Problem to work on:
Copy each line of the records that holds the string "Social".

Dataset extract:
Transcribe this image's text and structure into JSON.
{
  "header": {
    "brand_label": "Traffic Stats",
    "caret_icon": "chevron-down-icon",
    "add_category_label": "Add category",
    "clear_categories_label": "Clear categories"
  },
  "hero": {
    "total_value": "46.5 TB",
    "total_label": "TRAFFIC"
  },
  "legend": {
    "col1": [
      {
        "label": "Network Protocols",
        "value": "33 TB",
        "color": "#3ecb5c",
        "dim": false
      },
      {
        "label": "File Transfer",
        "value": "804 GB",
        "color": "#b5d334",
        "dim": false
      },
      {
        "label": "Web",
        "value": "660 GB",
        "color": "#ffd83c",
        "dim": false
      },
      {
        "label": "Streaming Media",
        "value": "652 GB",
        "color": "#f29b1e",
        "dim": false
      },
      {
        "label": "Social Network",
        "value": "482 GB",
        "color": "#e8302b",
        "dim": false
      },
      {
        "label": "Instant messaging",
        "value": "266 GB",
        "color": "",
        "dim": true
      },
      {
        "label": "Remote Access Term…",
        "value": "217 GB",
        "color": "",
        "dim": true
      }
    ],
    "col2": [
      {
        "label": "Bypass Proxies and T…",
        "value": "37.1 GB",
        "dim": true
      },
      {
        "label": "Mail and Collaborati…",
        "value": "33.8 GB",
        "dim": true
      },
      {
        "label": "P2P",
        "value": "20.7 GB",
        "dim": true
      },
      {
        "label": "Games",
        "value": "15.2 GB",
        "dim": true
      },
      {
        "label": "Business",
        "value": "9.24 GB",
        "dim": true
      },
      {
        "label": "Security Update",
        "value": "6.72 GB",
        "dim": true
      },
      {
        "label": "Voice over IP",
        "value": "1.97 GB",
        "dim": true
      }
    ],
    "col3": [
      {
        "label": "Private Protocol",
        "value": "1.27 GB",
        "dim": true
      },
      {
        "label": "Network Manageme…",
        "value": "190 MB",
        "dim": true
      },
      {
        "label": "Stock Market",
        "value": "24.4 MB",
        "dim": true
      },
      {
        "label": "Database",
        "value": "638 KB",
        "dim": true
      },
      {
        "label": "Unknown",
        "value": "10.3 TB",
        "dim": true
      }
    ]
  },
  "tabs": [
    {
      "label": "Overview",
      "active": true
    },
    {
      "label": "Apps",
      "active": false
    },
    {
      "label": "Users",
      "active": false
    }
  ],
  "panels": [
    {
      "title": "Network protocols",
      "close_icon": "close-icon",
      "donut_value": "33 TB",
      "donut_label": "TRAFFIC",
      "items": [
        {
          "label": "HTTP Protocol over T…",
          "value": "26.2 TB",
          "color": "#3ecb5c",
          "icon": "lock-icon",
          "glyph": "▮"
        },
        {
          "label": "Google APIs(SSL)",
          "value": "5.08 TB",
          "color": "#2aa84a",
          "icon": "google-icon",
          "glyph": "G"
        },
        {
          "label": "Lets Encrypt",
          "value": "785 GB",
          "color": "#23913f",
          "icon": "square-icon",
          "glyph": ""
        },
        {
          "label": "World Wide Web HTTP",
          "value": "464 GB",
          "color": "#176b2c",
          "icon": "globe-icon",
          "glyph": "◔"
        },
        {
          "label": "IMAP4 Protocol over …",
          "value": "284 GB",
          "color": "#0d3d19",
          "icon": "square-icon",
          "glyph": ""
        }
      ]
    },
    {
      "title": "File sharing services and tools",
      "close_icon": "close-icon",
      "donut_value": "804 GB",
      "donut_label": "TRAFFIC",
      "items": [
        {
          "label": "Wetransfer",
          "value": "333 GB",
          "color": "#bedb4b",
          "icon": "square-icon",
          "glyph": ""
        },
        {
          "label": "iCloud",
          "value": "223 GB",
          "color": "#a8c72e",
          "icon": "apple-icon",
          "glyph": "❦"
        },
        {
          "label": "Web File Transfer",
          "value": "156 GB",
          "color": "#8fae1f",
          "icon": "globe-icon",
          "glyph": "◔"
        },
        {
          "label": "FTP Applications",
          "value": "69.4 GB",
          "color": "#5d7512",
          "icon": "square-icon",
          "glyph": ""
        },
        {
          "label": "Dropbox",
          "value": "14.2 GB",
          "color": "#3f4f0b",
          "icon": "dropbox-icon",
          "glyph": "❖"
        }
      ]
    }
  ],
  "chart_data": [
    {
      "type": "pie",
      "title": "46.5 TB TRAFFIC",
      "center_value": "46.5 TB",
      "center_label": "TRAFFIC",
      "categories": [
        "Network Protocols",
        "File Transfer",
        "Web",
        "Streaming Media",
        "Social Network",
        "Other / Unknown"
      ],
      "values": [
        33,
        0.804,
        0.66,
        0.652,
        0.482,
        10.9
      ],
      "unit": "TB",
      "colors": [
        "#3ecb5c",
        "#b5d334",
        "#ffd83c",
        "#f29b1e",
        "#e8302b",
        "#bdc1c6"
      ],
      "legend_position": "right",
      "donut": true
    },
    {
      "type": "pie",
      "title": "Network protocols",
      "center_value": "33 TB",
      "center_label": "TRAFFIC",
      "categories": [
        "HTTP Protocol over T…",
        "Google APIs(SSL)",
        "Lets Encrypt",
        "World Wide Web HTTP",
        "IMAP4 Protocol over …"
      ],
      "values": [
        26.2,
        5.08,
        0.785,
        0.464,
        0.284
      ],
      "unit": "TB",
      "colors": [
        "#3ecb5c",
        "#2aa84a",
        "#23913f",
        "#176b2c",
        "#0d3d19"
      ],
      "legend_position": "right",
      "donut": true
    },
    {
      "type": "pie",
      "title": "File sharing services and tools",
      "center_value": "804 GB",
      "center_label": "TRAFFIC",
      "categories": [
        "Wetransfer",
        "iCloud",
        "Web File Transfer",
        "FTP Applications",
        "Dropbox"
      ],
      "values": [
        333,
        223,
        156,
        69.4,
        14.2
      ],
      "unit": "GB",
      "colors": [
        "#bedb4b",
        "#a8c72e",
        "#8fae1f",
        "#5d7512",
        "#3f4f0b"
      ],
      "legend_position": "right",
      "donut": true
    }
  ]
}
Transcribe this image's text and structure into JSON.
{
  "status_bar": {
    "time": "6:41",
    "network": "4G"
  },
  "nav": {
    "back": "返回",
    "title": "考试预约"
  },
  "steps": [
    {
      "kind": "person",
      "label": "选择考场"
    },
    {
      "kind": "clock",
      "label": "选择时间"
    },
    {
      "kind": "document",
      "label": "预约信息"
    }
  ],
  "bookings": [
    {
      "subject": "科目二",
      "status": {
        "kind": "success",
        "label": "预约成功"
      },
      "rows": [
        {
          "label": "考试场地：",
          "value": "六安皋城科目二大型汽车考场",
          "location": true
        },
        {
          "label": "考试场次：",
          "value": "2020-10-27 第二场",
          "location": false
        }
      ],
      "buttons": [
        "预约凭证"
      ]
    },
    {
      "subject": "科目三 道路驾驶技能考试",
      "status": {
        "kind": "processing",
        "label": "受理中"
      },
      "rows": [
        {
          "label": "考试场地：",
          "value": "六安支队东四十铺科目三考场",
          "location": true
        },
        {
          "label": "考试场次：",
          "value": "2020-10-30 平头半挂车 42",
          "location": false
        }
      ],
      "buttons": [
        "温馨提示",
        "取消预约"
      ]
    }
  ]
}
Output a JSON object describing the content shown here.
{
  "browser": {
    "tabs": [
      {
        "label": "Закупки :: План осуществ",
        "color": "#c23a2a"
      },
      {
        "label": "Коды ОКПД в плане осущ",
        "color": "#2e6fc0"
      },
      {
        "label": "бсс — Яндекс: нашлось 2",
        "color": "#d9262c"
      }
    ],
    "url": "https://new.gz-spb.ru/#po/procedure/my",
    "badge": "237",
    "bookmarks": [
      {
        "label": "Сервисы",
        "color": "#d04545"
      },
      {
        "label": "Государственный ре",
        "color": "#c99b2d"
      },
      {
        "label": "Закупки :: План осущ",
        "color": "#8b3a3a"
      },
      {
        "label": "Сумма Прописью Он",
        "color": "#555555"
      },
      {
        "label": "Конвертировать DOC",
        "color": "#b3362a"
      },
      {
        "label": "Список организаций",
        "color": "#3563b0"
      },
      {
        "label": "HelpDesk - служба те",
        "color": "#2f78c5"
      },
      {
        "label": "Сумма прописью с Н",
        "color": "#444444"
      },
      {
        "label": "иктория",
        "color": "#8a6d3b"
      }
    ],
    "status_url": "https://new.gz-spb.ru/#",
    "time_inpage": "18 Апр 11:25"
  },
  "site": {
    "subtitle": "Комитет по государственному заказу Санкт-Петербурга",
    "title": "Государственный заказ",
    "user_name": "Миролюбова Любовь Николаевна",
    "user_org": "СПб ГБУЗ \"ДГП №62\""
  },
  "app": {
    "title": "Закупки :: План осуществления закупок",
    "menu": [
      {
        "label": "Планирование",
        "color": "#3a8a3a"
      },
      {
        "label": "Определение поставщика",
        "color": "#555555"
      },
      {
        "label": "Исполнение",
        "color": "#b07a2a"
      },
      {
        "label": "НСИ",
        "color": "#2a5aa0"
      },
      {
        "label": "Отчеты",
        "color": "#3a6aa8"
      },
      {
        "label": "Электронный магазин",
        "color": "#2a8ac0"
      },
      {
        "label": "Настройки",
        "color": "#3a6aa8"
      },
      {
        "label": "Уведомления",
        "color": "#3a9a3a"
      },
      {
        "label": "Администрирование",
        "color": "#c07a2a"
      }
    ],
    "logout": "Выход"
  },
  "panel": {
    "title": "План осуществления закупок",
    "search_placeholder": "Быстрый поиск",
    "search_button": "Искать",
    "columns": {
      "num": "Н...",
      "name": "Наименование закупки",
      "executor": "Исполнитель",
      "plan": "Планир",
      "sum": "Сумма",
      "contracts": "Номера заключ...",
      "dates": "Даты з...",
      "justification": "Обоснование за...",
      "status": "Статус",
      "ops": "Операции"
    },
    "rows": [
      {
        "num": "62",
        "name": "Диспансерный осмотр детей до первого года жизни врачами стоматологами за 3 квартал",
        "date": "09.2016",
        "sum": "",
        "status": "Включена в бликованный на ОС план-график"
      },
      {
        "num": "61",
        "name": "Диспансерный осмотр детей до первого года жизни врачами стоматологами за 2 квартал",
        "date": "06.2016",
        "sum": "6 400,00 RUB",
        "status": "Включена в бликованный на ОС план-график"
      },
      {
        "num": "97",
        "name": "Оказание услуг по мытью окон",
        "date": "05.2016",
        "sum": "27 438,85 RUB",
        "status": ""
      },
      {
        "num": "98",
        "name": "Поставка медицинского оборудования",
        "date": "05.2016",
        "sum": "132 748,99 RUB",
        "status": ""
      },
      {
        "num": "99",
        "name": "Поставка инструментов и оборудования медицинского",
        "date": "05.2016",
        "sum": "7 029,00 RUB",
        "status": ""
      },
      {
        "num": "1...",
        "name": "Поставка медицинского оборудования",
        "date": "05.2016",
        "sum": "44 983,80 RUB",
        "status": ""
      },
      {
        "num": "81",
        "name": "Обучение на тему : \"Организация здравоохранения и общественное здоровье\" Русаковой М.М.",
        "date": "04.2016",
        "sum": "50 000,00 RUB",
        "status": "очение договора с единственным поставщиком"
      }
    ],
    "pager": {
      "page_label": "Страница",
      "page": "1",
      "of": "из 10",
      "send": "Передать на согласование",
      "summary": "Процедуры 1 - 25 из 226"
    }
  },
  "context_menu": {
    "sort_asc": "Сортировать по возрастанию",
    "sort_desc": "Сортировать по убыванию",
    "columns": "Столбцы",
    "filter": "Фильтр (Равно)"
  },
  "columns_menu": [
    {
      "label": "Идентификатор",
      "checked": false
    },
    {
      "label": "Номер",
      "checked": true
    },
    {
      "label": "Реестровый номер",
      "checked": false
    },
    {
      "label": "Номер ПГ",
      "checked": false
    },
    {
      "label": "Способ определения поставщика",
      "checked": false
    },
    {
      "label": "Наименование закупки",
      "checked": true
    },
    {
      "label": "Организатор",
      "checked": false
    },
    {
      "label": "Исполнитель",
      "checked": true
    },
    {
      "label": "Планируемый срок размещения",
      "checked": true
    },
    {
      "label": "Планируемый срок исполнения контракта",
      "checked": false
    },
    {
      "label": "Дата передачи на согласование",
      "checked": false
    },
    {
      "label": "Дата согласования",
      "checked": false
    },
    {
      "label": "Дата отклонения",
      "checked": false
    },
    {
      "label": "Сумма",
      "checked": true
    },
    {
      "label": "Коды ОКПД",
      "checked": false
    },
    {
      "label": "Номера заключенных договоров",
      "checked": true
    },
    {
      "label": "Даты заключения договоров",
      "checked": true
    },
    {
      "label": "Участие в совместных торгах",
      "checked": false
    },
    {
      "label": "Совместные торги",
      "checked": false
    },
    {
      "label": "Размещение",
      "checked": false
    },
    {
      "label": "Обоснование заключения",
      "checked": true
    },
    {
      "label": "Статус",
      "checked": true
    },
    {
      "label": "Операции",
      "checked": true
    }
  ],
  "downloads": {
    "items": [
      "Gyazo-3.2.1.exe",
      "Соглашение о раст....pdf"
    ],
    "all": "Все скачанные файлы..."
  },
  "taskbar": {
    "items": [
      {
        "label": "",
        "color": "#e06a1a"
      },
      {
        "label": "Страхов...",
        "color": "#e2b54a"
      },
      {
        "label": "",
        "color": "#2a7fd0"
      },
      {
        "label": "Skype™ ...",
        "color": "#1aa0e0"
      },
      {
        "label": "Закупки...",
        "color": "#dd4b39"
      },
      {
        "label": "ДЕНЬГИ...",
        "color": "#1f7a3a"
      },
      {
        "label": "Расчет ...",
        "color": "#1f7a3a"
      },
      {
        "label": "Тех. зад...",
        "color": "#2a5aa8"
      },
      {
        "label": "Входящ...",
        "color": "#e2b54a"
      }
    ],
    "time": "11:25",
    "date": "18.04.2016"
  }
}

The output:
        "label": "Social Network",
        "Social Network",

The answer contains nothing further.